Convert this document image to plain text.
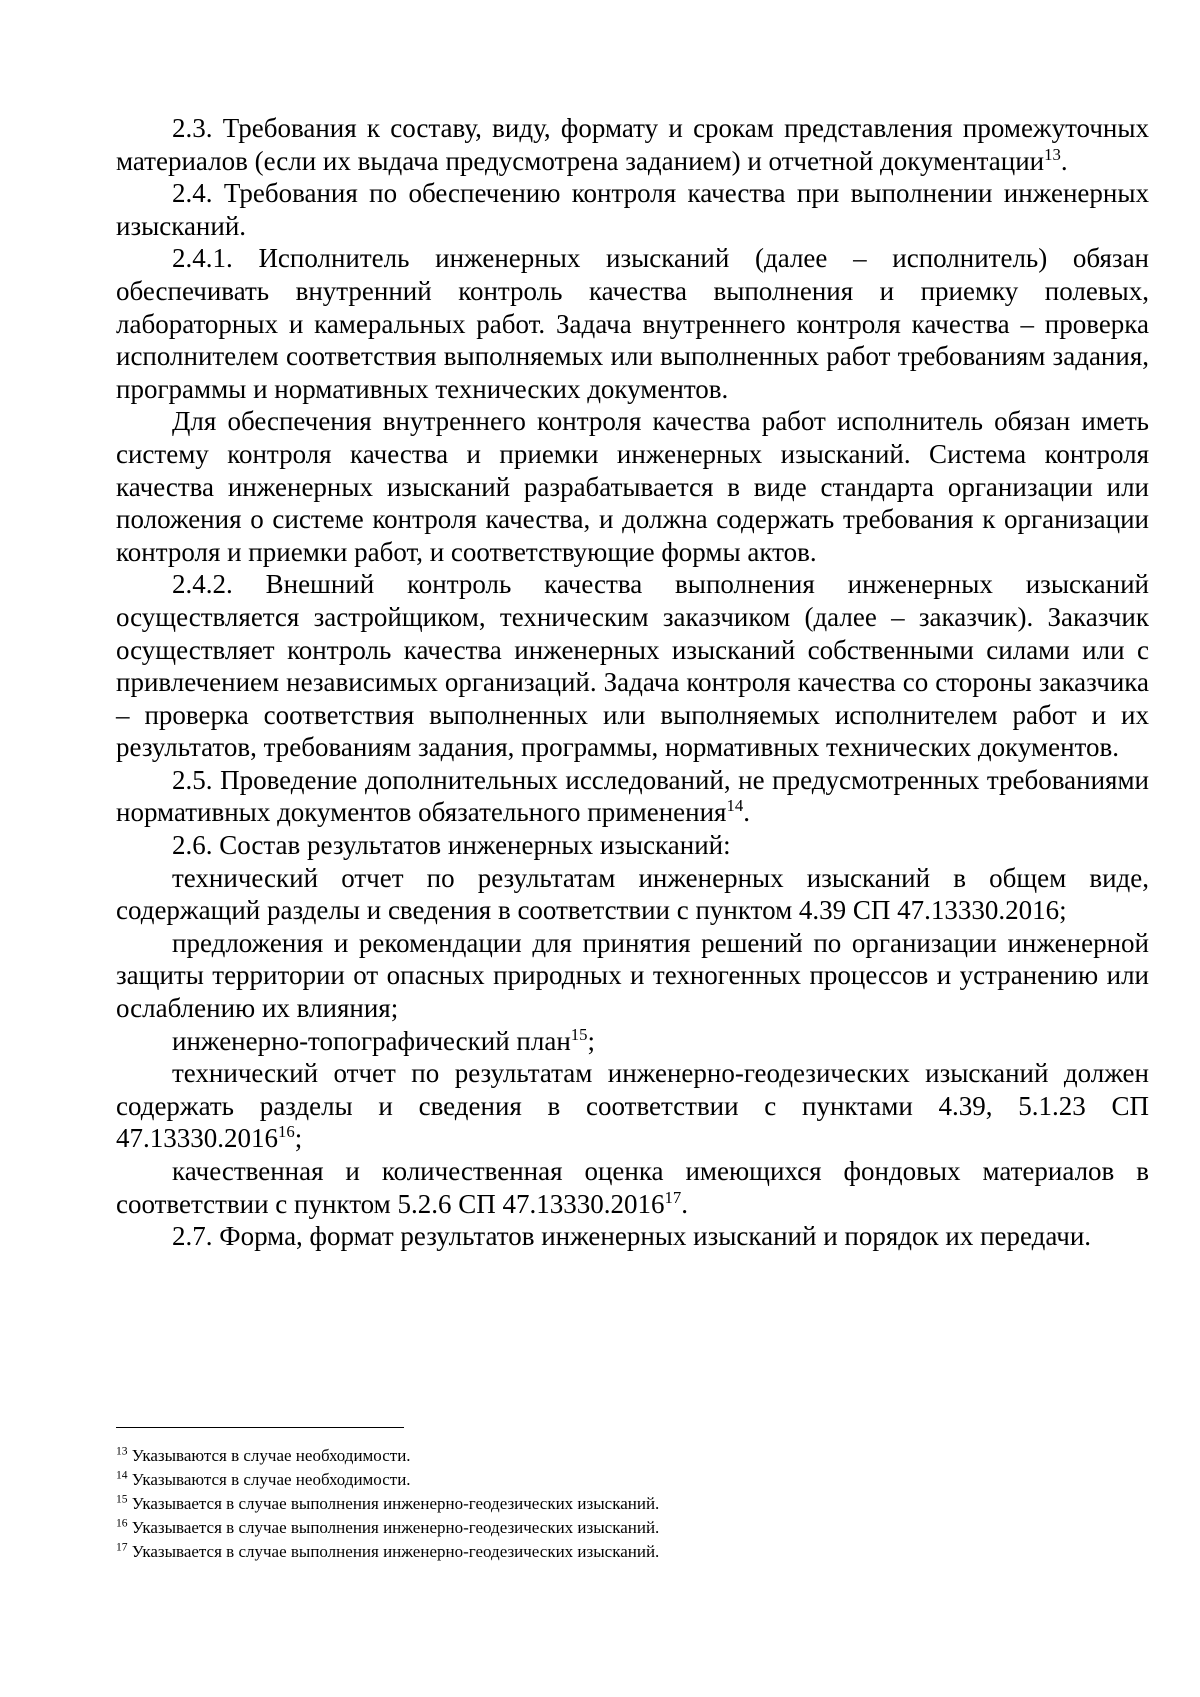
2.3. Требования к составу, виду, формату и срокам представления промежуточных материалов (если их выдача предусмотрена заданием) и отчетной документации$^{13}$.

2.4. Требования по обеспечению контроля качества при выполнении инженерных изысканий.

2.4.1. Исполнитель инженерных изысканий (далее – исполнитель) обязан обеспечивать внутренний контроль качества выполнения и приемку полевых, лабораторных и камеральных работ. Задача внутреннего контроля качества – проверка исполнителем соответствия выполняемых или выполненных работ требованиям задания, программы и нормативных технических документов.

Для обеспечения внутреннего контроля качества работ исполнитель обязан иметь систему контроля качества и приемки инженерных изысканий. Система контроля качества инженерных изысканий разрабатывается в виде стандарта организации или положения о системе контроля качества, и должна содержать требования к организации контроля и приемки работ, и соответствующие формы актов.

2.4.2. Внешний контроль качества выполнения инженерных изысканий осуществляется застройщиком, техническим заказчиком (далее – заказчик). Заказчик осуществляет контроль качества инженерных изысканий собственными силами или с привлечением независимых организаций. Задача контроля качества со стороны заказчика – проверка соответствия выполненных или выполняемых исполнителем работ и их результатов, требованиям задания, программы, нормативных технических документов.

2.5. Проведение дополнительных исследований, не предусмотренных требованиями нормативных документов обязательного применения$^{14}$.

2.6. Состав результатов инженерных изысканий:

технический отчет по результатам инженерных изысканий в общем виде, содержащий разделы и сведения в соответствии с пунктом 4.39 СП 47.13330.2016;

предложения и рекомендации для принятия решений по организации инженерной защиты территории от опасных природных и техногенных процессов и устранению или ослаблению их влияния;

инженерно-топографический план$^{15}$;

технический отчет по результатам инженерно-геодезических изысканий должен содержать разделы и сведения в соответствии с пунктами 4.39, 5.1.23 СП 47.13330.2016$^{16}$;

качественная и количественная оценка имеющихся фондовых материалов в соответствии с пунктом 5.2.6 СП 47.13330.2016$^{17}$.

2.7. Форма, формат результатов инженерных изысканий и порядок их передачи.

$^{13}$ Указываются в случае необходимости.

$^{14}$ Указываются в случае необходимости.

$^{15}$ Указывается в случае выполнения инженерно-геодезических изысканий.

$^{16}$ Указывается в случае выполнения инженерно-геодезических изысканий.

$^{17}$ Указывается в случае выполнения инженерно-геодезических изысканий.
__________
*Stated exercise*:
Report back each line of the entries that holds the string "необходимости".

*Problem solution*:
$^{13}$ Указываются в случае необходимости.
$^{14}$ Указываются в случае необходимости.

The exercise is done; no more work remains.